» WHAT TO PRODUCE
Copy each entry as it stands, leaving nothing out.

» RECORDS TO USE
▶

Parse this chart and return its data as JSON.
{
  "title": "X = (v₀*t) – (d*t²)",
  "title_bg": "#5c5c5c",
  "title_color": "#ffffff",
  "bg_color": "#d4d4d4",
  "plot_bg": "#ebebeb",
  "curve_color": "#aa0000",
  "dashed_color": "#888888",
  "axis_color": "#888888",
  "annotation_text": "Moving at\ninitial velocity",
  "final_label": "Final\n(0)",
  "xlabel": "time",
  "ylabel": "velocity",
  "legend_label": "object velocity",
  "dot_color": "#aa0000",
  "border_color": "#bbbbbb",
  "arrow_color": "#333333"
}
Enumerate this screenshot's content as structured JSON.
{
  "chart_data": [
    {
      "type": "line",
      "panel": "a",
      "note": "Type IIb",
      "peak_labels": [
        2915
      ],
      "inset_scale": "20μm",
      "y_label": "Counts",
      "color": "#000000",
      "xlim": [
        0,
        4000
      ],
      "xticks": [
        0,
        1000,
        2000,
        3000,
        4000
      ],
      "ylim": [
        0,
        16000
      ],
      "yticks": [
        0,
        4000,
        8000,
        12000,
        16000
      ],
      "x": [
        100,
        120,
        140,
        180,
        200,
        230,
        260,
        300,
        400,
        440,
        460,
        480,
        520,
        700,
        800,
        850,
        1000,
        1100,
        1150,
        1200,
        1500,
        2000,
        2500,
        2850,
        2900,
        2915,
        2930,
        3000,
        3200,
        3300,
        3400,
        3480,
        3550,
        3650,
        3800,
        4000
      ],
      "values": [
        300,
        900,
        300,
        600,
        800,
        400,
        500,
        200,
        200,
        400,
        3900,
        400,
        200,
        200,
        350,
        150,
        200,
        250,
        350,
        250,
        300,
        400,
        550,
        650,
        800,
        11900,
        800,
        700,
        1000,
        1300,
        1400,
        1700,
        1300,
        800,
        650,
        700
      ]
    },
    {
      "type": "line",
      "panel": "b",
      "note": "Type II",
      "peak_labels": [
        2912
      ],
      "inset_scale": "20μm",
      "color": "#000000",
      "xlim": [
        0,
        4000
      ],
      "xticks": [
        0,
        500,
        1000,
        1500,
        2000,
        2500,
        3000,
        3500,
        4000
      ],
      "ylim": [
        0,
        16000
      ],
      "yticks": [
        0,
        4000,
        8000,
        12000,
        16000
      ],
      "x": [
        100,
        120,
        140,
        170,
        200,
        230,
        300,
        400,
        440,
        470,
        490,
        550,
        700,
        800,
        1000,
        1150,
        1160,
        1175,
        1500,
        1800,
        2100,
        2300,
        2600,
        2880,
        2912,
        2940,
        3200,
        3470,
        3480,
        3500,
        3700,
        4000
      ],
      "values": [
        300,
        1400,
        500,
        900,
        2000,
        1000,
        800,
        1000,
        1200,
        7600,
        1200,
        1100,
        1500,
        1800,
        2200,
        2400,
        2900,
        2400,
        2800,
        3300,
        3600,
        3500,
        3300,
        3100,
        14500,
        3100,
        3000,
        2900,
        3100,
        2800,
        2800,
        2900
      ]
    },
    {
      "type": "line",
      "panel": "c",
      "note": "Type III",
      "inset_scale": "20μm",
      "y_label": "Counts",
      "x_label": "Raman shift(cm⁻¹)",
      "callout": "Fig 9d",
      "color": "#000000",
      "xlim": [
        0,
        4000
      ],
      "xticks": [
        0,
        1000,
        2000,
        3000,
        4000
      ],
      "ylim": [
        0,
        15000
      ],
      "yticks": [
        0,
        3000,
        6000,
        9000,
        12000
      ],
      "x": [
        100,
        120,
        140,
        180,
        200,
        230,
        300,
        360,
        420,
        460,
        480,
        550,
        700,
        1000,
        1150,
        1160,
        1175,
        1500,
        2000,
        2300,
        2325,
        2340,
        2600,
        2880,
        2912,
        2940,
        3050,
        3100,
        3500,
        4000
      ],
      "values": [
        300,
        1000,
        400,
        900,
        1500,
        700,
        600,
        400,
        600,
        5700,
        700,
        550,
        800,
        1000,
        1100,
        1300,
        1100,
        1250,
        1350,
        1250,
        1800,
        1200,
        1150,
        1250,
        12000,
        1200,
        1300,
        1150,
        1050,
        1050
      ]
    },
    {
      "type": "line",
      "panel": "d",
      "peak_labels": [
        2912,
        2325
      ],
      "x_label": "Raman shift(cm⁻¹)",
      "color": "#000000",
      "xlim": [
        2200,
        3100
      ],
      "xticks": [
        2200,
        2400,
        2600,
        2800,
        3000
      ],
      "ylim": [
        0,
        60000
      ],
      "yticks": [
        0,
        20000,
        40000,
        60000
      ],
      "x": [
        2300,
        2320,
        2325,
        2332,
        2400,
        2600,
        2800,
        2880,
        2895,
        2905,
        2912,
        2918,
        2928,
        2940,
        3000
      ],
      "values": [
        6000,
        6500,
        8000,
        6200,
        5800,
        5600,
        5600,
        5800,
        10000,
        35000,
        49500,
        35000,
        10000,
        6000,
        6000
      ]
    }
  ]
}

◀

» ANSWER IN FULL
Parse this chart and return its data as JSON.
{
  "title": "X = (v₀*t) – (d*t²)",
  "title_bg": "#5c5c5c",
  "title_color": "#ffffff",
  "bg_color": "#d4d4d4",
  "plot_bg": "#ebebeb",
  "curve_color": "#aa0000",
  "dashed_color": "#888888",
  "axis_color": "#888888",
  "annotation_text": "Moving at\ninitial velocity",
  "final_label": "Final\n(0)",
  "xlabel": "time",
  "ylabel": "velocity",
  "legend_label": "object velocity",
  "dot_color": "#aa0000",
  "border_color": "#bbbbbb",
  "arrow_color": "#333333"
}
Enumerate this screenshot's content as structured JSON.
{
  "chart_data": [
    {
      "type": "line",
      "panel": "a",
      "note": "Type IIb",
      "peak_labels": [
        2915
      ],
      "inset_scale": "20μm",
      "y_label": "Counts",
      "color": "#000000",
      "xlim": [
        0,
        4000
      ],
      "xticks": [
        0,
        1000,
        2000,
        3000,
        4000
      ],
      "ylim": [
        0,
        16000
      ],
      "yticks": [
        0,
        4000,
        8000,
        12000,
        16000
      ],
      "x": [
        100,
        120,
        140,
        180,
        200,
        230,
        260,
        300,
        400,
        440,
        460,
        480,
        520,
        700,
        800,
        850,
        1000,
        1100,
        1150,
        1200,
        1500,
        2000,
        2500,
        2850,
        2900,
        2915,
        2930,
        3000,
        3200,
        3300,
        3400,
        3480,
        3550,
        3650,
        3800,
        4000
      ],
      "values": [
        300,
        900,
        300,
        600,
        800,
        400,
        500,
        200,
        200,
        400,
        3900,
        400,
        200,
        200,
        350,
        150,
        200,
        250,
        350,
        250,
        300,
        400,
        550,
        650,
        800,
        11900,
        800,
        700,
        1000,
        1300,
        1400,
        1700,
        1300,
        800,
        650,
        700
      ]
    },
    {
      "type": "line",
      "panel": "b",
      "note": "Type II",
      "peak_labels": [
        2912
      ],
      "inset_scale": "20μm",
      "color": "#000000",
      "xlim": [
        0,
        4000
      ],
      "xticks": [
        0,
        500,
        1000,
        1500,
        2000,
        2500,
        3000,
        3500,
        4000
      ],
      "ylim": [
        0,
        16000
      ],
      "yticks": [
        0,
        4000,
        8000,
        12000,
        16000
      ],
      "x": [
        100,
        120,
        140,
        170,
        200,
        230,
        300,
        400,
        440,
        470,
        490,
        550,
        700,
        800,
        1000,
        1150,
        1160,
        1175,
        1500,
        1800,
        2100,
        2300,
        2600,
        2880,
        2912,
        2940,
        3200,
        3470,
        3480,
        3500,
        3700,
        4000
      ],
      "values": [
        300,
        1400,
        500,
        900,
        2000,
        1000,
        800,
        1000,
        1200,
        7600,
        1200,
        1100,
        1500,
        1800,
        2200,
        2400,
        2900,
        2400,
        2800,
        3300,
        3600,
        3500,
        3300,
        3100,
        14500,
        3100,
        3000,
        2900,
        3100,
        2800,
        2800,
        2900
      ]
    },
    {
      "type": "line",
      "panel": "c",
      "note": "Type III",
      "inset_scale": "20μm",
      "y_label": "Counts",
      "x_label": "Raman shift(cm⁻¹)",
      "callout": "Fig 9d",
      "color": "#000000",
      "xlim": [
        0,
        4000
      ],
      "xticks": [
        0,
        1000,
        2000,
        3000,
        4000
      ],
      "ylim": [
        0,
        15000
      ],
      "yticks": [
        0,
        3000,
        6000,
        9000,
        12000
      ],
      "x": [
        100,
        120,
        140,
        180,
        200,
        230,
        300,
        360,
        420,
        460,
        480,
        550,
        700,
        1000,
        1150,
        1160,
        1175,
        1500,
        2000,
        2300,
        2325,
        2340,
        2600,
        2880,
        2912,
        2940,
        3050,
        3100,
        3500,
        4000
      ],
      "values": [
        300,
        1000,
        400,
        900,
        1500,
        700,
        600,
        400,
        600,
        5700,
        700,
        550,
        800,
        1000,
        1100,
        1300,
        1100,
        1250,
        1350,
        1250,
        1800,
        1200,
        1150,
        1250,
        12000,
        1200,
        1300,
        1150,
        1050,
        1050
      ]
    },
    {
      "type": "line",
      "panel": "d",
      "peak_labels": [
        2912,
        2325
      ],
      "x_label": "Raman shift(cm⁻¹)",
      "color": "#000000",
      "xlim": [
        2200,
        3100
      ],
      "xticks": [
        2200,
        2400,
        2600,
        2800,
        3000
      ],
      "ylim": [
        0,
        60000
      ],
      "yticks": [
        0,
        20000,
        40000,
        60000
      ],
      "x": [
        2300,
        2320,
        2325,
        2332,
        2400,
        2600,
        2800,
        2880,
        2895,
        2905,
        2912,
        2918,
        2928,
        2940,
        3000
      ],
      "values": [
        6000,
        6500,
        8000,
        6200,
        5800,
        5600,
        5600,
        5800,
        10000,
        35000,
        49500,
        35000,
        10000,
        6000,
        6000
      ]
    }
  ]
}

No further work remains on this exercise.